= WHAT YOU SHOULD DO =
Quote every line of the material beneath this one.

^^^^^^^^

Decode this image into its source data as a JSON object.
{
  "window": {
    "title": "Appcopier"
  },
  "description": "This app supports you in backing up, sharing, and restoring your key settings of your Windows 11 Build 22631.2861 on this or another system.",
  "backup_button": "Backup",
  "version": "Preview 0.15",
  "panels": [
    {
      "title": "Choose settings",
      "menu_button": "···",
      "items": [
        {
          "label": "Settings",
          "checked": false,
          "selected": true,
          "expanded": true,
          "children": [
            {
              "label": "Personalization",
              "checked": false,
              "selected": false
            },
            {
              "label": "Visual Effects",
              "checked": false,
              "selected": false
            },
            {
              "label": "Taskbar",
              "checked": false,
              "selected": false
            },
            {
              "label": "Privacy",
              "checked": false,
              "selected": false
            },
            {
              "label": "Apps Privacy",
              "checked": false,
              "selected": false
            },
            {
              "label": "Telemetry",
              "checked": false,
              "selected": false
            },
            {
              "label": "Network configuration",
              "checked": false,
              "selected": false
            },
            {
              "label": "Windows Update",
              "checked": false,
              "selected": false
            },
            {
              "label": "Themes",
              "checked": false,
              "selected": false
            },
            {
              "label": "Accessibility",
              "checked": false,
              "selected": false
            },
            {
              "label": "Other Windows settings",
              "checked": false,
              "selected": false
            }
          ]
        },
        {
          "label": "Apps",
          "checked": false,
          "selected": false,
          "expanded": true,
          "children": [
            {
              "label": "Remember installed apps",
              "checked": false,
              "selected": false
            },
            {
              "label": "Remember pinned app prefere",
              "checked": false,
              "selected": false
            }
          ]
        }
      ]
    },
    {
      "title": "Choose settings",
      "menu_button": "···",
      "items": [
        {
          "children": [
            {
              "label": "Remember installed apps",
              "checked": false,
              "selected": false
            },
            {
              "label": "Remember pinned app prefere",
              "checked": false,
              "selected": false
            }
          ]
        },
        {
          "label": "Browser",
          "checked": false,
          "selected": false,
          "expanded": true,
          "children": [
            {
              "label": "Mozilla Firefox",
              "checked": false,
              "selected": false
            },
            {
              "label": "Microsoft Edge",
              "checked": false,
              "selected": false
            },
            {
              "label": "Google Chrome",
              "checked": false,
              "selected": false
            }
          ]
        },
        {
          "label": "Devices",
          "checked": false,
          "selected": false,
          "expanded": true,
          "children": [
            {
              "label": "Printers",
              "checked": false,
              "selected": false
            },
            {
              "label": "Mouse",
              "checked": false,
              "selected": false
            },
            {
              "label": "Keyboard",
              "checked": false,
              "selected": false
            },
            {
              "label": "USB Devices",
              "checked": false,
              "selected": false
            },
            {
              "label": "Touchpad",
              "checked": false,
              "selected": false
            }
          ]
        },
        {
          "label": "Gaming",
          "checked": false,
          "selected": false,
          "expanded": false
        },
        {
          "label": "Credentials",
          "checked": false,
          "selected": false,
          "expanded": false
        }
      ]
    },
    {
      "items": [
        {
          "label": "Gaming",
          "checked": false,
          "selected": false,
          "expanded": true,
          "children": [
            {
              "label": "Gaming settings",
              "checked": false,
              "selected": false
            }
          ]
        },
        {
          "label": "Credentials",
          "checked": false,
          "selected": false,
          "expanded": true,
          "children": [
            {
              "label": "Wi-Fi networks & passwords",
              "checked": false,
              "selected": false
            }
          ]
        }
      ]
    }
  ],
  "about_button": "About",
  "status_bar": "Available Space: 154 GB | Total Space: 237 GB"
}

^^^^^^^^

= WRITTEN RESPONSE =
Decode this image into its source data as a JSON object.
{
  "window": {
    "title": "Appcopier"
  },
  "description": "This app supports you in backing up, sharing, and restoring your key settings of your Windows 11 Build 22631.2861 on this or another system.",
  "backup_button": "Backup",
  "version": "Preview 0.15",
  "panels": [
    {
      "title": "Choose settings",
      "menu_button": "···",
      "items": [
        {
          "label": "Settings",
          "checked": false,
          "selected": true,
          "expanded": true,
          "children": [
            {
              "label": "Personalization",
              "checked": false,
              "selected": false
            },
            {
              "label": "Visual Effects",
              "checked": false,
              "selected": false
            },
            {
              "label": "Taskbar",
              "checked": false,
              "selected": false
            },
            {
              "label": "Privacy",
              "checked": false,
              "selected": false
            },
            {
              "label": "Apps Privacy",
              "checked": false,
              "selected": false
            },
            {
              "label": "Telemetry",
              "checked": false,
              "selected": false
            },
            {
              "label": "Network configuration",
              "checked": false,
              "selected": false
            },
            {
              "label": "Windows Update",
              "checked": false,
              "selected": false
            },
            {
              "label": "Themes",
              "checked": false,
              "selected": false
            },
            {
              "label": "Accessibility",
              "checked": false,
              "selected": false
            },
            {
              "label": "Other Windows settings",
              "checked": false,
              "selected": false
            }
          ]
        },
        {
          "label": "Apps",
          "checked": false,
          "selected": false,
          "expanded": true,
          "children": [
            {
              "label": "Remember installed apps",
              "checked": false,
              "selected": false
            },
            {
              "label": "Remember pinned app prefere",
              "checked": false,
              "selected": false
            }
          ]
        }
      ]
    },
    {
      "title": "Choose settings",
      "menu_button": "···",
      "items": [
        {
          "children": [
            {
              "label": "Remember installed apps",
              "checked": false,
              "selected": false
            },
            {
              "label": "Remember pinned app prefere",
              "checked": false,
              "selected": false
            }
          ]
        },
        {
          "label": "Browser",
          "checked": false,
          "selected": false,
          "expanded": true,
          "children": [
            {
              "label": "Mozilla Firefox",
              "checked": false,
              "selected": false
            },
            {
              "label": "Microsoft Edge",
              "checked": false,
              "selected": false
            },
            {
              "label": "Google Chrome",
              "checked": false,
              "selected": false
            }
          ]
        },
        {
          "label": "Devices",
          "checked": false,
          "selected": false,
          "expanded": true,
          "children": [
            {
              "label": "Printers",
              "checked": false,
              "selected": false
            },
            {
              "label": "Mouse",
              "checked": false,
              "selected": false
            },
            {
              "label": "Keyboard",
              "checked": false,
              "selected": false
            },
            {
              "label": "USB Devices",
              "checked": false,
              "selected": false
            },
            {
              "label": "Touchpad",
              "checked": false,
              "selected": false
            }
          ]
        },
        {
          "label": "Gaming",
          "checked": false,
          "selected": false,
          "expanded": false
        },
        {
          "label": "Credentials",
          "checked": false,
          "selected": false,
          "expanded": false
        }
      ]
    },
    {
      "items": [
        {
          "label": "Gaming",
          "checked": false,
          "selected": false,
          "expanded": true,
          "children": [
            {
              "label": "Gaming settings",
              "checked": false,
              "selected": false
            }
          ]
        },
        {
          "label": "Credentials",
          "checked": false,
          "selected": false,
          "expanded": true,
          "children": [
            {
              "label": "Wi-Fi networks & passwords",
              "checked": false,
              "selected": false
            }
          ]
        }
      ]
    }
  ],
  "about_button": "About",
  "status_bar": "Available Space: 154 GB | Total Space: 237 GB"
}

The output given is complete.